BEGIN Source records
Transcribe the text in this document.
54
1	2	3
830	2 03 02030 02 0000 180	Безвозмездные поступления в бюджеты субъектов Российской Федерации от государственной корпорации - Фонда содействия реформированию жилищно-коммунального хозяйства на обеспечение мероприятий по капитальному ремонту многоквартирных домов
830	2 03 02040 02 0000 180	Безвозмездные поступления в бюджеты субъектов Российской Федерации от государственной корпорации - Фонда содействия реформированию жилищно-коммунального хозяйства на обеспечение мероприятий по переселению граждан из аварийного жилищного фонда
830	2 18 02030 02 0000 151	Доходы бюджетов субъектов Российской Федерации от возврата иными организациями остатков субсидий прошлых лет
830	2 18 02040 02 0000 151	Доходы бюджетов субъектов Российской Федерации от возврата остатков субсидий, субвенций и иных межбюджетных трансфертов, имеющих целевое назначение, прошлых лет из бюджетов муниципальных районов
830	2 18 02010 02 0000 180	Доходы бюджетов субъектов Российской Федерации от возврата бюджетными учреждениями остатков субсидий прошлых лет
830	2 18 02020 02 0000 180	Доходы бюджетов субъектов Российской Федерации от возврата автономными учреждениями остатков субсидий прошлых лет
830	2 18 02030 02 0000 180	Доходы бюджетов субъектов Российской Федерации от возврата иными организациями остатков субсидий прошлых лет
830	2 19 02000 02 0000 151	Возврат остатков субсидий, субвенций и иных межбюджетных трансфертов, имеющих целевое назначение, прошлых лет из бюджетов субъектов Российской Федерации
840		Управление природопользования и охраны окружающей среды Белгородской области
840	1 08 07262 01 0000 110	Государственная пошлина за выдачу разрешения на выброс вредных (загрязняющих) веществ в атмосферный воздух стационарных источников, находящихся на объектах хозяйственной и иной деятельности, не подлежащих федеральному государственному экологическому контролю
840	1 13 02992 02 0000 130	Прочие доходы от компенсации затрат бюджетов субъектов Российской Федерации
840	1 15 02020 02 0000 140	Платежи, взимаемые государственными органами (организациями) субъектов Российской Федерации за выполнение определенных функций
END Source records
Only lines with "иными" are wanted here; list each of them.

• [The response]
830	2 18 02030 02 0000 151	Доходы бюджетов субъектов Российской Федерации от возврата иными организациями остатков субсидий прошлых лет
830	2 18 02030 02 0000 180	Доходы бюджетов субъектов Российской Федерации от возврата иными организациями остатков субсидий прошлых лет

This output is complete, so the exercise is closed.